• Required task:
Could you write out the records below exactly as they appear, leaving out any pictures?

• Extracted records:
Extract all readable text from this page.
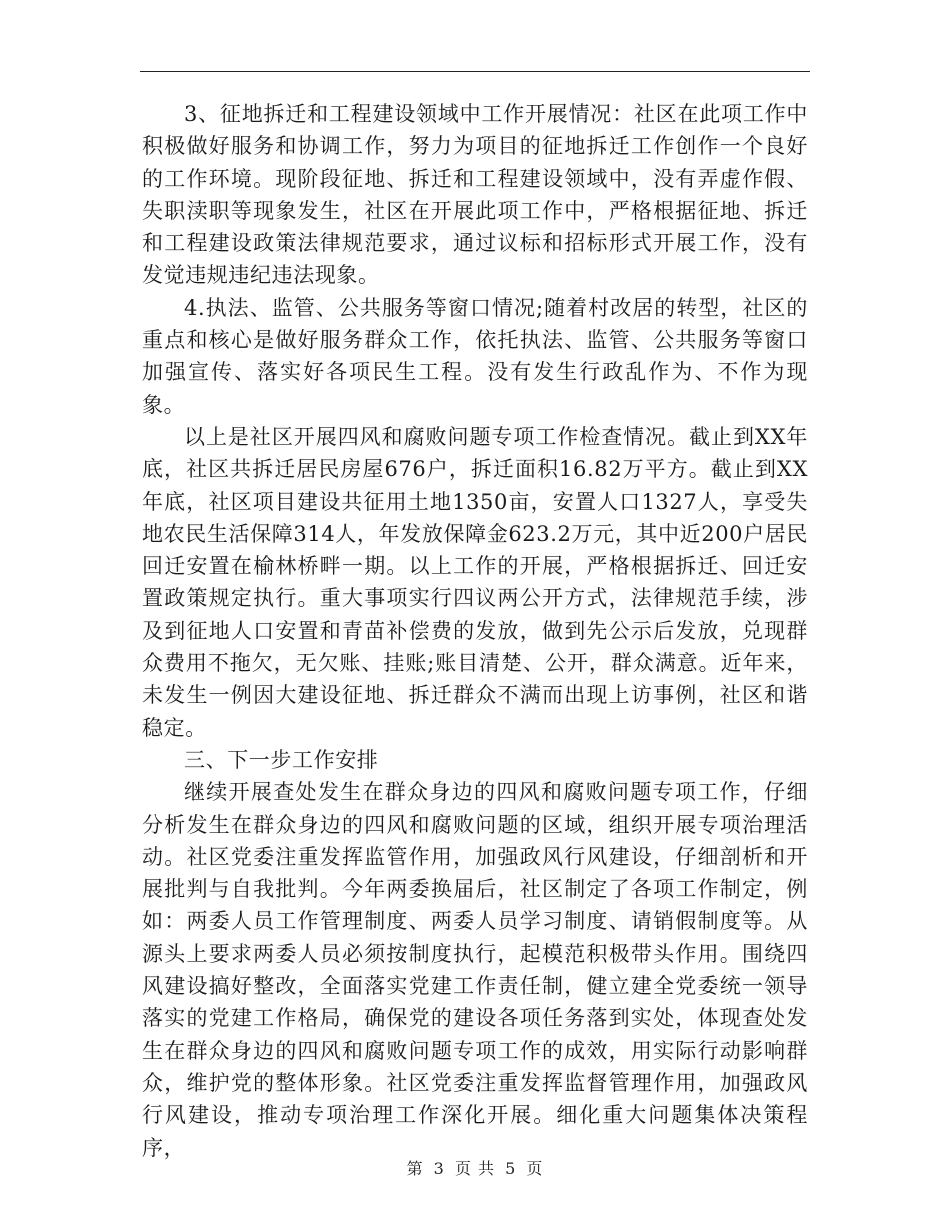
3、征地拆迁和工程建设领域中工作开展情况：社区在此项工作中积极做好服务和协调工作，努力为项目的征地拆迁工作创作一个良好的工作环境。现阶段征地、拆迁和工程建设领域中，没有弄虚作假、失职渎职等现象发生，社区在开展此项工作中，严格根据征地、拆迁和工程建设政策法律规范要求，通过议标和招标形式开展工作，没有发觉违规违纪违法现象。

4.执法、监管、公共服务等窗口情况;随着村改居的转型，社区的重点和核心是做好服务群众工作，依托执法、监管、公共服务等窗口加强宣传、落实好各项民生工程。没有发生行政乱作为、不作为现象。

以上是社区开展四风和腐败问题专项工作检查情况。截止到XX年底，社区共拆迁居民房屋676户，拆迁面积16.82万平方。截止到XX年底，社区项目建设共征用土地1350亩，安置人口1327人，享受失地农民生活保障314人，年发放保障金623.2万元，其中近200户居民回迁安置在榆林桥畔一期。以上工作的开展，严格根据拆迁、回迁安置政策规定执行。重大事项实行四议两公开方式，法律规范手续，涉及到征地人口安置和青苗补偿费的发放，做到先公示后发放，兑现群众费用不拖欠，无欠账、挂账;账目清楚、公开，群众满意。近年来，未发生一例因大建设征地、拆迁群众不满而出现上访事例，社区和谐稳定。

三、下一步工作安排

继续开展查处发生在群众身边的四风和腐败问题专项工作，仔细分析发生在群众身边的四风和腐败问题的区域，组织开展专项治理活动。社区党委注重发挥监管作用，加强政风行风建设，仔细剖析和开展批判与自我批判。今年两委换届后，社区制定了各项工作制定，例如：两委人员工作管理制度、两委人员学习制度、请销假制度等。从源头上要求两委人员必须按制度执行，起模范积极带头作用。围绕四风建设搞好整改，全面落实党建工作责任制，健立建全党委统一领导落实的党建工作格局，确保党的建设各项任务落到实处，体现查处发生在群众身边的四风和腐败问题专项工作的成效，用实际行动影响群众，维护党的整体形象。社区党委注重发挥监督管理作用，加强政风行风建设，推动专项治理工作深化开展。细化重大问题集体决策程序，

第 3 页 共 5 页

• Task solution:
Extract all readable text from this page.
3、征地拆迁和工程建设领域中工作开展情况：社区在此项工作中积极做好服务和协调工作，努力为项目的征地拆迁工作创作一个良好的工作环境。现阶段征地、拆迁和工程建设领域中，没有弄虚作假、失职渎职等现象发生，社区在开展此项工作中，严格根据征地、拆迁和工程建设政策法律规范要求，通过议标和招标形式开展工作，没有发觉违规违纪违法现象。

4.执法、监管、公共服务等窗口情况;随着村改居的转型，社区的重点和核心是做好服务群众工作，依托执法、监管、公共服务等窗口加强宣传、落实好各项民生工程。没有发生行政乱作为、不作为现象。

以上是社区开展四风和腐败问题专项工作检查情况。截止到XX年底，社区共拆迁居民房屋676户，拆迁面积16.82万平方。截止到XX年底，社区项目建设共征用土地1350亩，安置人口1327人，享受失地农民生活保障314人，年发放保障金623.2万元，其中近200户居民回迁安置在榆林桥畔一期。以上工作的开展，严格根据拆迁、回迁安置政策规定执行。重大事项实行四议两公开方式，法律规范手续，涉及到征地人口安置和青苗补偿费的发放，做到先公示后发放，兑现群众费用不拖欠，无欠账、挂账;账目清楚、公开，群众满意。近年来，未发生一例因大建设征地、拆迁群众不满而出现上访事例，社区和谐稳定。

三、下一步工作安排

继续开展查处发生在群众身边的四风和腐败问题专项工作，仔细分析发生在群众身边的四风和腐败问题的区域，组织开展专项治理活动。社区党委注重发挥监管作用，加强政风行风建设，仔细剖析和开展批判与自我批判。今年两委换届后，社区制定了各项工作制定，例如：两委人员工作管理制度、两委人员学习制度、请销假制度等。从源头上要求两委人员必须按制度执行，起模范积极带头作用。围绕四风建设搞好整改，全面落实党建工作责任制，健立建全党委统一领导落实的党建工作格局，确保党的建设各项任务落到实处，体现查处发生在群众身边的四风和腐败问题专项工作的成效，用实际行动影响群众，维护党的整体形象。社区党委注重发挥监督管理作用，加强政风行风建设，推动专项治理工作深化开展。细化重大问题集体决策程序，

第 3 页 共 5 页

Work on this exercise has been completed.